*Problem statement*.
Please report, as a single number with no other text, how many lines of the listing contain "werden".

*Task input*.
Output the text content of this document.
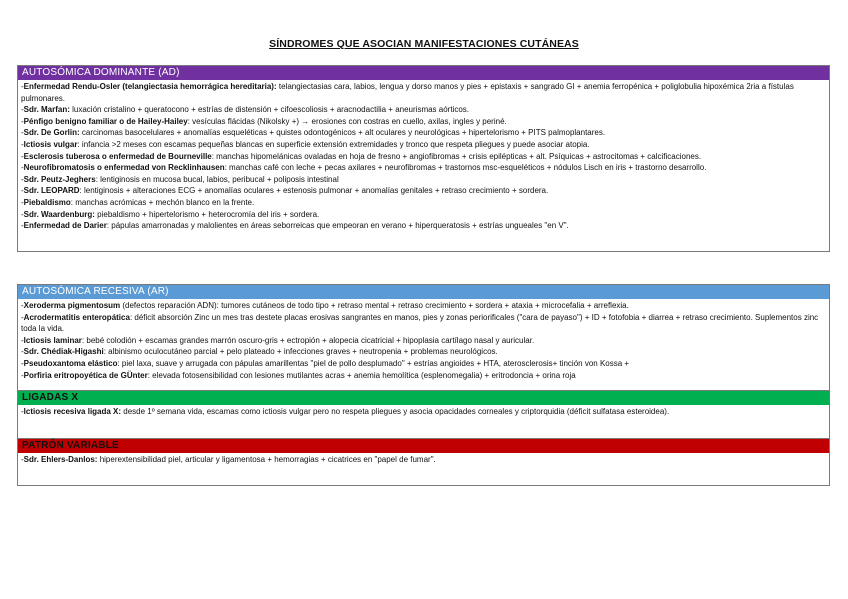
SÍNDROMES QUE ASOCIAN MANIFESTACIONES CUTÁNEAS
AUTOSÓMICA DOMINANTE (AD)
-Enfermedad Rendu-Osler (telangiectasia hemorrágica hereditaria): telangiectasias cara, labios, lengua y dorso manos y pies + epistaxis + sangrado GI + anemia ferropénica + poliglobulia hipoxémica 2ria a fístulas pulmonares.
-Sdr. Marfan: luxación cristalino + queratocono + estrías de distensión + cifoescoliosis + aracnodactilia + aneurismas aórticos.
-Pénfigo benigno familiar o de Hailey-Hailey: vesículas flácidas (Nikolsky +) → erosiones con costras en cuello, axilas, ingles y periné.
-Sdr. De Gorlin: carcinomas basocelulares + anomalías esqueléticas + quistes odontogénicos + alt oculares y neurológicas + hipertelorismo + PITS palmoplantares.
-Ictiosis vulgar: infancia >2 meses con escamas pequeñas blancas en superficie extensión extremidades y tronco que respeta pliegues y puede asociar atopia.
-Esclerosis tuberosa o enfermedad de Bourneville: manchas hipomelánicas ovaladas en hoja de fresno + angiofibromas + crisis epilépticas + alt. Psíquicas + astrocitomas + calcificaciones.
-Neurofibromatosis o enfermedad von Recklinhausen: manchas café con leche + pecas axilares + neurofibromas + trastornos msc-esqueléticos + nódulos Lisch en iris + trastorno desarrollo.
-Sdr. Peutz-Jeghers: lentiginosis en mucosa bucal, labios, peribucal + poliposis intestinal
-Sdr. LEOPARD: lentiginosis + alteraciones ECG + anomalías oculares + estenosis pulmonar + anomalías genitales + retraso crecimiento + sordera.
-Piebaldismo: manchas acrómicas + mechón blanco en la frente.
-Sdr. Waardenburg: piebaldismo + hipertelorismo + heterocromía del iris + sordera.
-Enfermedad de Darier: pápulas amarronadas y malolientes en áreas seborreicas que empeoran en verano + hiperqueratosis + estrías ungueales "en V".
AUTOSÓMICA RECESIVA (AR)
-Xeroderma pigmentosum (defectos reparación ADN): tumores cutáneos de todo tipo + retraso mental + retraso crecimiento + sordera + ataxia + microcefalia + arreflexia.
-Acrodermatitis enteropática: déficit absorción Zinc un mes tras destete placas erosivas sangrantes en manos, pies y zonas periorificales ("cara de payaso") + ID + fotofobia + diarrea + retraso crecimiento. Suplementos zinc toda la vida.
-Ictiosis laminar: bebé colodión + escamas grandes marrón oscuro-gris + ectropión + alopecia cicatricial + hipoplasia cartílago nasal y auricular.
-Sdr. Chédiak-Higashi: albinismo oculocutáneo parcial + pelo plateado + infecciones graves + neutropenia + problemas neurológicos.
-Pseudoxantoma elástico: piel laxa, suave y arrugada con pápulas amarillentas "piel de pollo desplumado" + estrías angioides + HTA, aterosclerosis+ tinción von Kossa +
-Porfiria eritropoyética de GÜnter: elevada fotosensibilidad con lesiones mutilantes acras + anemia hemolítica (esplenomegalia) + eritrodoncia + orina roja
LIGADAS X
-Ictiosis recesiva ligada X: desde 1º semana vida, escamas como ictiosis vulgar pero no respeta pliegues y asocia opacidades corneales y criptorquidia (déficit sulfatasa esteroidea).
PATRÓN VARIABLE
-Sdr. Ehlers-Danlos: hiperextensibilidad piel, articular y ligamentosa + hemorragias + cicatrices en "papel de fumar".
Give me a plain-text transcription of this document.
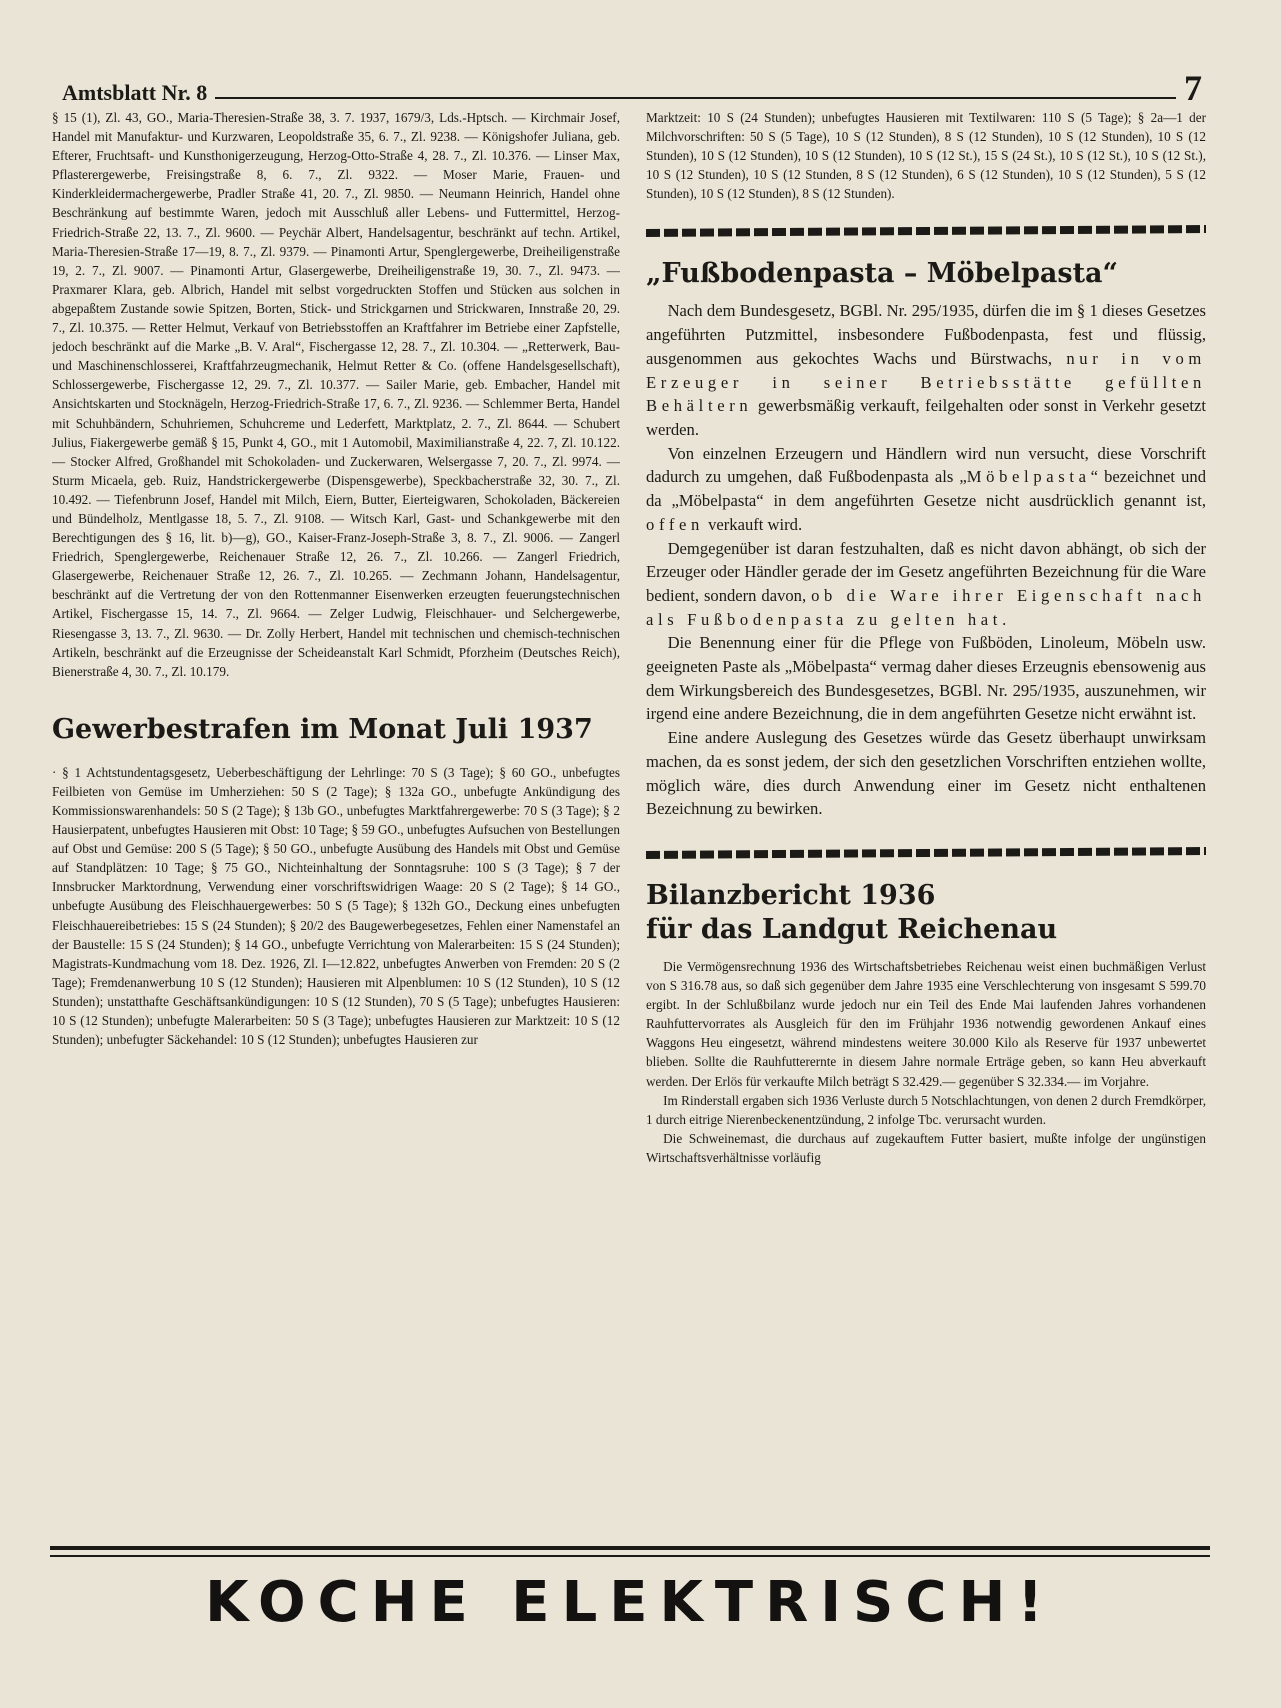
Amtsblatt Nr. 8	7

§ 15 (1), Zl. 43, GO., Maria-Theresien-Straße 38, 3. 7. 1937, 1679/3, Lds.-Hptsch. — Kirchmair Josef, Handel mit Manufaktur- und Kurzwaren, Leopoldstraße 35, 6. 7., Zl. 9238. — Königshofer Juliana, geb. Efterer, Fruchtsaft- und Kunsthonigerzeugung, Herzog-Otto-Straße 4, 28. 7., Zl. 10.376. — Linser Max, Pflasterergewerbe, Freisingstraße 8, 6. 7., Zl. 9322. — Moser Marie, Frauen- und Kinderkleidermachergewerbe, Pradler Straße 41, 20. 7., Zl. 9850. — Neumann Heinrich, Handel ohne Beschränkung auf bestimmte Waren, jedoch mit Ausschluß aller Lebens- und Futtermittel, Herzog-Friedrich-Straße 22, 13. 7., Zl. 9600. — Peychär Albert, Handelsagentur, beschränkt auf techn. Artikel, Maria-Theresien-Straße 17—19, 8. 7., Zl. 9379. — Pinamonti Artur, Spenglergewerbe, Dreiheiligenstraße 19, 2. 7., Zl. 9007. — Pinamonti Artur, Glasergewerbe, Dreiheiligenstraße 19, 30. 7., Zl. 9473. — Praxmarer Klara, geb. Albrich, Handel mit selbst vorgedruckten Stoffen und Stücken aus solchen in abgepaßtem Zustande sowie Spitzen, Borten, Stick- und Strickgarnen und Strickwaren, Innstraße 20, 29. 7., Zl. 10.375. — Retter Helmut, Verkauf von Betriebsstoffen an Kraftfahrer im Betriebe einer Zapfstelle, jedoch beschränkt auf die Marke „B. V. Aral“, Fischergasse 12, 28. 7., Zl. 10.304. — „Retterwerk, Bau- und Maschinenschlosserei, Kraftfahrzeugmechanik, Helmut Retter & Co. (offene Handelsgesellschaft), Schlossergewerbe, Fischergasse 12, 29. 7., Zl. 10.377. — Sailer Marie, geb. Embacher, Handel mit Ansichtskarten und Stocknägeln, Herzog-Friedrich-Straße 17, 6. 7., Zl. 9236. — Schlemmer Berta, Handel mit Schuhbändern, Schuhriemen, Schuhcreme und Lederfett, Marktplatz, 2. 7., Zl. 8644. — Schubert Julius, Fiakergewerbe gemäß § 15, Punkt 4, GO., mit 1 Automobil, Maximilianstraße 4, 22. 7, Zl. 10.122. — Stocker Alfred, Großhandel mit Schokoladen- und Zuckerwaren, Welsergasse 7, 20. 7., Zl. 9974. — Sturm Micaela, geb. Ruiz, Handstrickergewerbe (Dispensgewerbe), Speckbacherstraße 32, 30. 7., Zl. 10.492. — Tiefenbrunn Josef, Handel mit Milch, Eiern, Butter, Eierteigwaren, Schokoladen, Bäckereien und Bündelholz, Mentlgasse 18, 5. 7., Zl. 9108. — Witsch Karl, Gast- und Schankgewerbe mit den Berechtigungen des § 16, lit. b)—g), GO., Kaiser-Franz-Joseph-Straße 3, 8. 7., Zl. 9006. — Zangerl Friedrich, Spenglergewerbe, Reichenauer Straße 12, 26. 7., Zl. 10.266. — Zangerl Friedrich, Glasergewerbe, Reichenauer Straße 12, 26. 7., Zl. 10.265. — Zechmann Johann, Handelsagentur, beschränkt auf die Vertretung der von den Rottenmanner Eisenwerken erzeugten feuerungstechnischen Artikel, Fischergasse 15, 14. 7., Zl. 9664. — Zelger Ludwig, Fleischhauer- und Selchergewerbe, Riesengasse 3, 13. 7., Zl. 9630. — Dr. Zolly Herbert, Handel mit technischen und chemisch-technischen Artikeln, beschränkt auf die Erzeugnisse der Scheideanstalt Karl Schmidt, Pforzheim (Deutsches Reich), Bienerstraße 4, 30. 7., Zl. 10.179.

Gewerbestrafen im Monat Juli 1937

· § 1 Achtstundentagsgesetz, Ueberbeschäftigung der Lehrlinge: 70 S (3 Tage); § 60 GO., unbefugtes Feilbieten von Gemüse im Umherziehen: 50 S (2 Tage); § 132a GO., unbefugte Ankündigung des Kommissionswarenhandels: 50 S (2 Tage); § 13b GO., unbefugtes Marktfahrergewerbe: 70 S (3 Tage); § 2 Hausierpatent, unbefugtes Hausieren mit Obst: 10 Tage; § 59 GO., unbefugtes Aufsuchen von Bestellungen auf Obst und Gemüse: 200 S (5 Tage); § 50 GO., unbefugte Ausübung des Handels mit Obst und Gemüse auf Standplätzen: 10 Tage; § 75 GO., Nichteinhaltung der Sonntagsruhe: 100 S (3 Tage); § 7 der Innsbrucker Marktordnung, Verwendung einer vorschriftswidrigen Waage: 20 S (2 Tage); § 14 GO., unbefugte Ausübung des Fleischhauergewerbes: 50 S (5 Tage); § 132h GO., Deckung eines unbefugten Fleischhauereibetriebes: 15 S (24 Stunden); § 20/2 des Baugewerbegesetzes, Fehlen einer Namenstafel an der Baustelle: 15 S (24 Stunden); § 14 GO., unbefugte Verrichtung von Malerarbeiten: 15 S (24 Stunden); Magistrats-Kundmachung vom 18. Dez. 1926, Zl. I—12.822, unbefugtes Anwerben von Fremden: 20 S (2 Tage); Fremdenanwerbung 10 S (12 Stunden); Hausieren mit Alpenblumen: 10 S (12 Stunden), 10 S (12 Stunden); unstatthafte Geschäftsankündigungen: 10 S (12 Stunden), 70 S (5 Tage); unbefugtes Hausieren: 10 S (12 Stunden); unbefugte Malerarbeiten: 50 S (3 Tage); unbefugtes Hausieren zur Marktzeit: 10 S (12 Stunden); unbefugter Säckehandel: 10 S (12 Stunden); unbefugtes Hausieren zur

Marktzeit: 10 S (24 Stunden); unbefugtes Hausieren mit Textilwaren: 110 S (5 Tage); § 2a—1 der Milchvorschriften: 50 S (5 Tage), 10 S (12 Stunden), 8 S (12 Stunden), 10 S (12 Stunden), 10 S (12 Stunden), 10 S (12 Stunden), 10 S (12 Stunden), 10 S (12 St.), 15 S (24 St.), 10 S (12 St.), 10 S (12 St.), 10 S (12 Stunden), 10 S (12 Stunden, 8 S (12 Stunden), 6 S (12 Stunden), 10 S (12 Stunden), 5 S (12 Stunden), 10 S (12 Stunden), 8 S (12 Stunden).

„Fußbodenpasta – Möbelpasta“

Nach dem Bundesgesetz, BGBl. Nr. 295/1935, dürfen die im § 1 dieses Gesetzes angeführten Putzmittel, insbesondere Fußbodenpasta, fest und flüssig, ausgenommen aus gekochtes Wachs und Bürstwachs, nur in vom Erzeuger in seiner Betriebsstätte gefüllten Behältern gewerbsmäßig verkauft, feilgehalten oder sonst in Verkehr gesetzt werden.

Von einzelnen Erzeugern und Händlern wird nun versucht, diese Vorschrift dadurch zu umgehen, daß Fußbodenpasta als „Möbelpasta“ bezeichnet und da „Möbelpasta“ in dem angeführten Gesetze nicht ausdrücklich genannt ist, offen verkauft wird.

Demgegenüber ist daran festzuhalten, daß es nicht davon abhängt, ob sich der Erzeuger oder Händler gerade der im Gesetz angeführten Bezeichnung für die Ware bedient, sondern davon, ob die Ware ihrer Eigenschaft nach als Fußbodenpasta zu gelten hat.

Die Benennung einer für die Pflege von Fußböden, Linoleum, Möbeln usw. geeigneten Paste als „Möbelpasta“ vermag daher dieses Erzeugnis ebensowenig aus dem Wirkungsbereich des Bundesgesetzes, BGBl. Nr. 295/1935, auszunehmen, wir irgend eine andere Bezeichnung, die in dem angeführten Gesetze nicht erwähnt ist.

Eine andere Auslegung des Gesetzes würde das Gesetz überhaupt unwirksam machen, da es sonst jedem, der sich den gesetzlichen Vorschriften entziehen wollte, möglich wäre, dies durch Anwendung einer im Gesetz nicht enthaltenen Bezeichnung zu bewirken.

Bilanzbericht 1936
für das Landgut Reichenau

Die Vermögensrechnung 1936 des Wirtschaftsbetriebes Reichenau weist einen buchmäßigen Verlust von S 316.78 aus, so daß sich gegenüber dem Jahre 1935 eine Verschlechterung von insgesamt S 599.70 ergibt. In der Schlußbilanz wurde jedoch nur ein Teil des Ende Mai laufenden Jahres vorhandenen Rauhfuttervorrates als Ausgleich für den im Frühjahr 1936 notwendig gewordenen Ankauf eines Waggons Heu eingesetzt, während mindestens weitere 30.000 Kilo als Reserve für 1937 unbewertet blieben. Sollte die Rauhfutterernte in diesem Jahre normale Erträge geben, so kann Heu abverkauft werden. Der Erlös für verkaufte Milch beträgt S 32.429.— gegenüber S 32.334.— im Vorjahre.

Im Rinderstall ergaben sich 1936 Verluste durch 5 Notschlachtungen, von denen 2 durch Fremdkörper, 1 durch eitrige Nierenbeckenentzündung, 2 infolge Tbc. verursacht wurden.

Die Schweinemast, die durchaus auf zugekauftem Futter basiert, mußte infolge der ungünstigen Wirtschaftsverhältnisse vorläufig

KOCHE ELEKTRISCH!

*Written response*.
2